_PASSAGE EXTRAIT_
────────────────────────────────────────

1.Posté par Meleze le 02/11/2010 12:54
Très drôle Fitzgerald. Moins drôle les gaspillages. Pourquoi mais pourquoi personne d'autre que vous n'en parle ??

2.Posté par Esquimau le 02/11/2010 12:57
Bonjour monsieur Federbusch.

Bravo à vous une fois encore. Je travaille à la DAC d'où mon pseudonyme, on y gèle de climat totalitaire sibérien. Et l'informatique ne m'en parlez pas que de gachis avec des portables remplacés inutilement, des systèms qui ne fonctionnent pas, les bibliothèques à la remorque.

3.Posté par Alain Lompert le 02/11/2010 22:05
D'ordinaire, il faut l'avouer, l'informatique génère beaucoup de gaspillages, y compris dans le secteur privé. mais j'ai effectivement l'impression que notre très cher maire, très très cher même, bat des records de mauvaise gestion. L'article que vous avez mentionné dans Capital et que j'ai lu fait un bon résumé des choses. Je vous signale aussi un texte paru dans le journal de Goasguen qui est très bien fait sur la hausse des impôts.

Mais est-ce que ça suffira pour réveiller nos concitoyens de Paris ? Il ne faut jamais désespérer. Continuez à nous informer.

4.Posté par Merion le 03/11/2010 10:12
Il serait urgent que l'opposition municipale cherche un remède à la piqûre de mouche tsé-tsé qu'elle a eue et se mette à un travail qui consisterait à faire le total des sommes gaspillées dans tous les domaines depuis 2001. Elle devrait ma,dater delanopolis pour faire ça mais y a-t-elle vraiment envie.?

5.Posté par Ordalie le 04/11/2010 09:42
Moi je ne comprends pas très bien ce que Fitzgerald vient faire dans cette sombre histoire, lui qui aimait temps le plaisir; le soleil et la vérité.

Comment faire pour arrêter cette gabegie pas magnifique mais monstrueuse, il n'y a malheureusement pas de censure citoyenne possible contre des élus aussi pourris et incompétents que ceux qu'on a à paris.

6.Posté par GRIMM le 05/11/2010 12:35
hors sujet
mais je lis de le Parisien d'aujourd'hui:

"Paris esT décrit comme la métropole la plus embouteillée d' Europe , devant Londres et le bassin de la Ruhr (la plus grande zone urbaine d'Allemagne) dans une étude inédite réalisée par Inrix une société ....
utlisant les données de l'Office européen des stastistiques Eurostat .Cet organisme a mené une comparaison dans six pays d'Europe..."

Felicitations à notre Maire et à Baupin


7.Posté par Pixel le 05/11/2010 16:31
Et comment... Une autre pépite de taille : la dématérialisation des conseils d'arrondissement sur le modèle du Conseil de Paris. Des centaines de portables achetés par la ville pour que les élus ne les utilisent quasiment pas. 800€ par tête minimum sans compter le temps colossal pour le déploiement.
Une dernière pour la route : la vidéo transmission des conseils. 20 000€ de matériel achetés pour rendre la démocratie plus participative : 20 internautes à l'arrivée pour suivre les débats de nos édiles (coût annuel de fonctionnement 25 000€ par mairie).
Et pendant ce temps, l'exécutif municipal parade en numérique...

8.Posté par Quiproquo le 06/11/2010 09:59
L'informatique ça n'est que le reflet du reste, ce n'est pas autonome. Si c'est la gabegie à Paris c'est parce que tout est mal géré et que l'organisation globale est nulle. Avec pour conséquence la flambée des dépenses et des impôts quand les caisses sont vides.

────────────────────────────────────────

_DONNÉES EXTRAITES_
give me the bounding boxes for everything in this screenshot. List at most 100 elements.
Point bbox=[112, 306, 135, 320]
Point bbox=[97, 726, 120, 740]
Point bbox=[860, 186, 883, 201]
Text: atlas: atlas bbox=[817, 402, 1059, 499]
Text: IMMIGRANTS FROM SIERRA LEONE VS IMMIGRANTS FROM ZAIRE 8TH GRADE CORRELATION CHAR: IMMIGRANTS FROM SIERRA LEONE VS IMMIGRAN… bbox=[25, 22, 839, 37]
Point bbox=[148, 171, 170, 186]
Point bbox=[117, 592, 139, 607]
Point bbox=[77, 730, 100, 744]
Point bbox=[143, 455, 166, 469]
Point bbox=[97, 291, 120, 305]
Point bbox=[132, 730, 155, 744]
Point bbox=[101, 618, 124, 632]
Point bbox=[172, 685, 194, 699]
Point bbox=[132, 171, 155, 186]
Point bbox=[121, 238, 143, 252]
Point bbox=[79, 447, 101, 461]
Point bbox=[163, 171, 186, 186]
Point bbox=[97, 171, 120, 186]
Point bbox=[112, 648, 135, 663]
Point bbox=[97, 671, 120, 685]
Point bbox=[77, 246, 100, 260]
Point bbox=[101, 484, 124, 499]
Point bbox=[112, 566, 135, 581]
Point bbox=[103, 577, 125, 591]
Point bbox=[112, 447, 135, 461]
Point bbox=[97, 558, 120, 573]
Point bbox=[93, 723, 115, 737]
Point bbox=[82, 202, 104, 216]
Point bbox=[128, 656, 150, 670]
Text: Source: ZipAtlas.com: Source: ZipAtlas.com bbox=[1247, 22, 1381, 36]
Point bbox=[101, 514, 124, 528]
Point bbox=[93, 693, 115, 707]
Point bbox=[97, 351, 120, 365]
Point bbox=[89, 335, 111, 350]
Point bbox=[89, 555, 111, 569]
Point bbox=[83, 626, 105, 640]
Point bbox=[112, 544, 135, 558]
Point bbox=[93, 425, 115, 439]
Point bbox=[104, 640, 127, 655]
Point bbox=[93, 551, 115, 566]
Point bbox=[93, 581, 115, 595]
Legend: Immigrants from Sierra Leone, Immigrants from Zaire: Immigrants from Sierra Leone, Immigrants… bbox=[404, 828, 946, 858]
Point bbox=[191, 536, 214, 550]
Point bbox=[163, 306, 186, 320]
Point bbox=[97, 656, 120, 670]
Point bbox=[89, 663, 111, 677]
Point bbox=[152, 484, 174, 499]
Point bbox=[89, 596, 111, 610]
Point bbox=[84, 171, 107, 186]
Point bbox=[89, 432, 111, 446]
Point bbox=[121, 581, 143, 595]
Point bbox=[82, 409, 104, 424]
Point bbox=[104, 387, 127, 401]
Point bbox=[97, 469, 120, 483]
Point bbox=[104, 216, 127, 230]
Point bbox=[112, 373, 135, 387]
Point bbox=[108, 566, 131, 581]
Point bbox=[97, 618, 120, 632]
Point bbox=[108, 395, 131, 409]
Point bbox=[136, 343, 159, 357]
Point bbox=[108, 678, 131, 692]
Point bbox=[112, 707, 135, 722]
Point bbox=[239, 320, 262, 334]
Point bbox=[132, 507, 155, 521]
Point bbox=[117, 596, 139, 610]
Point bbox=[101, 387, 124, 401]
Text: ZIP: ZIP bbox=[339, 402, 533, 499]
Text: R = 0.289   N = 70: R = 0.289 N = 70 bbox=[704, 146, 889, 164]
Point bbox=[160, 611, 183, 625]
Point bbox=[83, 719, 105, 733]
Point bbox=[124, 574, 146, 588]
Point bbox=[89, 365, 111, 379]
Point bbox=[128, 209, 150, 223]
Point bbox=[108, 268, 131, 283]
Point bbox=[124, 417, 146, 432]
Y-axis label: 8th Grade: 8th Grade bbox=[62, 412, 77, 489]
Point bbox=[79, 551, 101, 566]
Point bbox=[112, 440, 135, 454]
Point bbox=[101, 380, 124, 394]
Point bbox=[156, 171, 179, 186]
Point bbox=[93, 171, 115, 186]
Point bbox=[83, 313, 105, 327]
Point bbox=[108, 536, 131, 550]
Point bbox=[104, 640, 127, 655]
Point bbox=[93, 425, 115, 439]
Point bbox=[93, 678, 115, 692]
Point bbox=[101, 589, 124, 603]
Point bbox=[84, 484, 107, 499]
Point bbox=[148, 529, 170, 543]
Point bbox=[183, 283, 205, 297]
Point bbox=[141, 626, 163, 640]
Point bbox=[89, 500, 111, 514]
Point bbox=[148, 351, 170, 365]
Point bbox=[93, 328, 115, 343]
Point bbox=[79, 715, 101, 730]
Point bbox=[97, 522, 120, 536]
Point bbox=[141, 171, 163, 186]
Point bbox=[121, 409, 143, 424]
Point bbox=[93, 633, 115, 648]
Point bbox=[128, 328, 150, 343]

────────────────────────────────────────

_CONSIGNE_
Recopiez les commentaires sur la gestion de Paris en partant de «6.Posté par GRIMM» et en allant jusqu'à «pour le déploiement.», puis rebaptisez «Inrix» en «Datavia». Les données ne servent à rien ici.

_CORRIGÉ_
6.Posté par GRIMM le 05/11/2010 12:35
hors sujet
mais je lis de le Parisien d'aujourd'hui:

"Paris esT décrit comme la métropole la plus embouteillée d' Europe , devant Londres et le bassin de la Ruhr (la plus grande zone urbaine d'Allemagne) dans une étude inédite réalisée par Datavia une société ....
utlisant les données de l'Office européen des stastistiques Eurostat .Cet organisme a mené une comparaison dans six pays d'Europe..."

Felicitations à notre Maire et à Baupin


7.Posté par Pixel le 05/11/2010 16:31
Et comment... Une autre pépite de taille : la dématérialisation des conseils d'arrondissement sur le modèle du Conseil de Paris. Des centaines de portables achetés par la ville pour que les élus ne les utilisent quasiment pas. 800€ par tête minimum sans compter le temps colossal pour le déploiement.